[BEGIN Text excerpt]

Is there an Array equality match function that ignores element position in jest.js?

Asked 19/10, 2016 at 15:26 Answered 9/11, 2022 at 8:22

203

I get that .toEqual() checks equality of all fields for plain objects:

expect(
    {"key1":"pink  wool","key2":"diorite"}
).toEqual(
    {"key2":"diorite","key1":"pink wool"}
);

So this passes.

But the same is not true for arrays:

expect(["pink wool", "diorite"]).toEqual(["diorite", "pink wool"]);

There does not seem to be a matcher function that does this in the jest docs, i.e. that tests for the equality of two arrays irrespective of their elements positions. Do I have to test each element in one array against all the elements in the other and vice versa? Or is there another way?

Accretion answered 19/10, 2016 at 15:26 Comment(5)

Still an isue, maybe we can make a PR for Jest? – Beker 30/11, 2020 at 20:55

Just replying here in case it gets someone else to re-read their own faulty code, but my issue (which seemed like the above), was actually causing a test to unexpectantly pass because I was doing expect( ACTUAL ).toEqual( ACTUAL ) instead of expect( EXPECTED ).toEqual( ACTUAL ). >_< – Goatee 20/2, 2023 at 20:13

I'm confused why this question has the Jasmine tag. – Toulouse 1/8, 2023 at 21:12

@DanielKaplan, good question. I have no idea. I don't recall after 6 years (and I don't do frontend anymore :), so I removed it! Thanks! – Accretion 2/8, 2023 at 22:8

@BenjaminHBoruff Thanks I appreciate that. I can certainly relate, too :) – Toulouse 4/8, 2023 at 23:33

215

There is no built-in method to compare arrays without comparing the order, but you can simply sort the arrays using .sort() before making a comparison:

expect(["ping wool", "diorite"].sort()).toEqual(["diorite", "pink wool"].sort());

You can check the example in this fiddle.

Percept answered 21/10, 2016 at 8:57 Comment(4)

[END Text excerpt]
[BEGIN Given material]

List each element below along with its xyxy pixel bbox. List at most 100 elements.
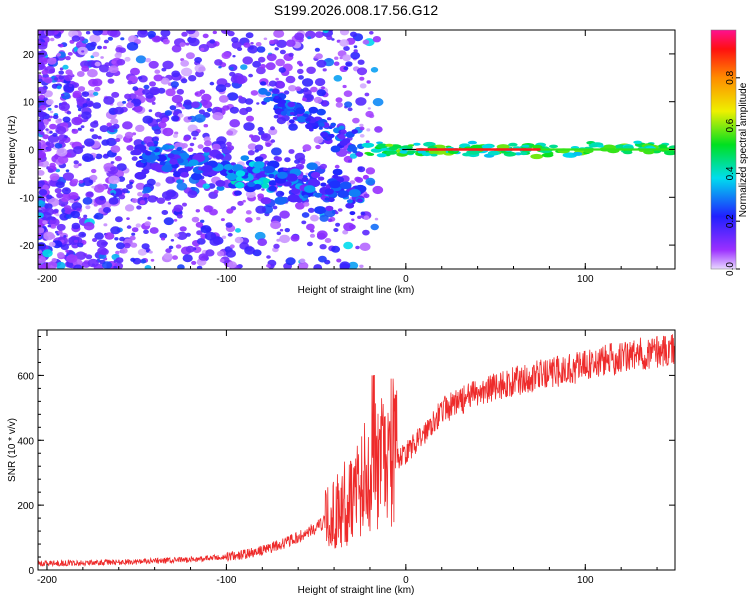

[END Given material]

To-do list
(a) In the Jest array-equality thread, list the date of every comment posted under the question.
(b) Copy the Jest array-equality thread between "So this passes." and "there another way?", inclusive.
The data isn't needed for this.

List of solutions
(a)
30/11, 2020
20/2, 2023
1/8, 2023
2/8, 2023
4/8, 2023

(b)
So this passes.

But the same is not true for arrays:

expect(["pink wool", "diorite"]).toEqual(["diorite", "pink wool"]);

There does not seem to be a matcher function that does this in the jest docs, i.e. that tests for the equality of two arrays irrespective of their elements positions. Do I have to test each element in one array against all the elements in the other and vice versa? Or is there another way?